_Your task:_ In the data below, find each line containing the string "inclinadas" and return it.

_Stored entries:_
---------------

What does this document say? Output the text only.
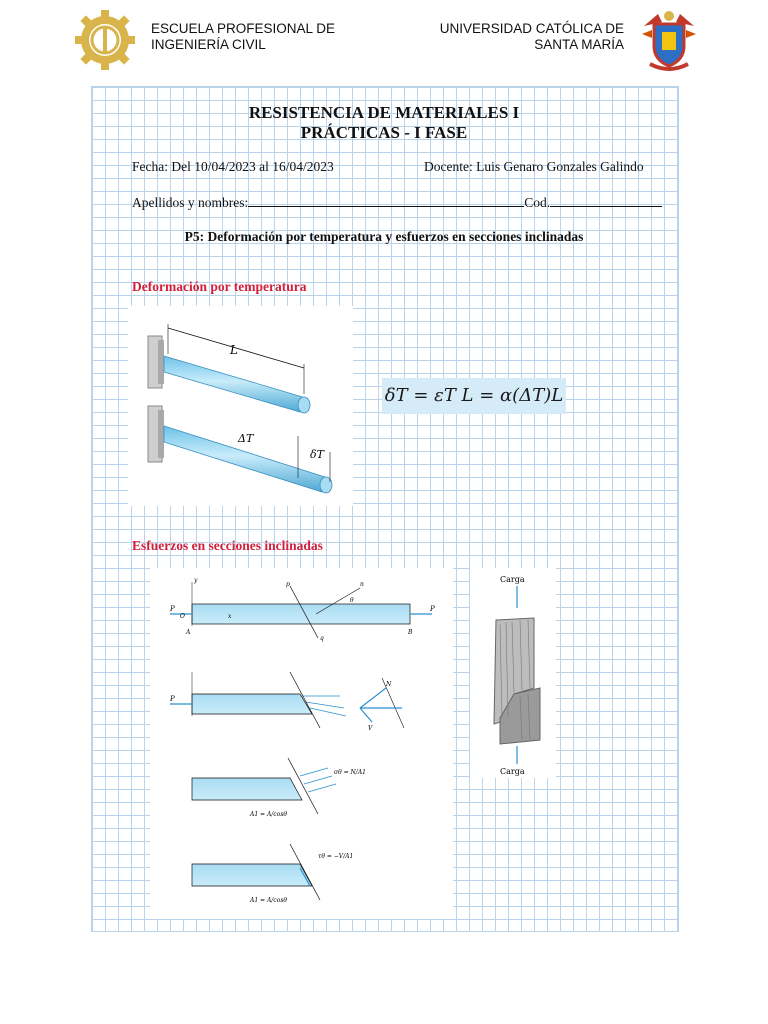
ESCUELA PROFESIONAL DE
INGENIERÍA CIVIL
UNIVERSIDAD CATÓLICA DE
SANTA MARÍA
RESISTENCIA DE MATERIALES I
PRÁCTICAS - I FASE
Fecha: Del 10/04/2023 al 16/04/2023	Docente: Luis Genaro Gonzales Galindo
Apellidos y nombres:	Cod.
P5: Deformación por temperatura y esfuerzos en secciones inclinadas
Deformación por temperatura
L
ΔT
δT
δT = εT L = α(ΔT)L
Esfuerzos en secciones inclinadas
y
P	P
A	B
x
O
p
q
n
θ
P
N
V
σθ = N/A1
A1 = A/cosθ
τθ = −V/A1
A1 = A/cosθ
Carga
Carga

---------------

_Correct output:_
P5: Deformación por temperatura y esfuerzos en secciones inclinadas
Esfuerzos en secciones inclinadas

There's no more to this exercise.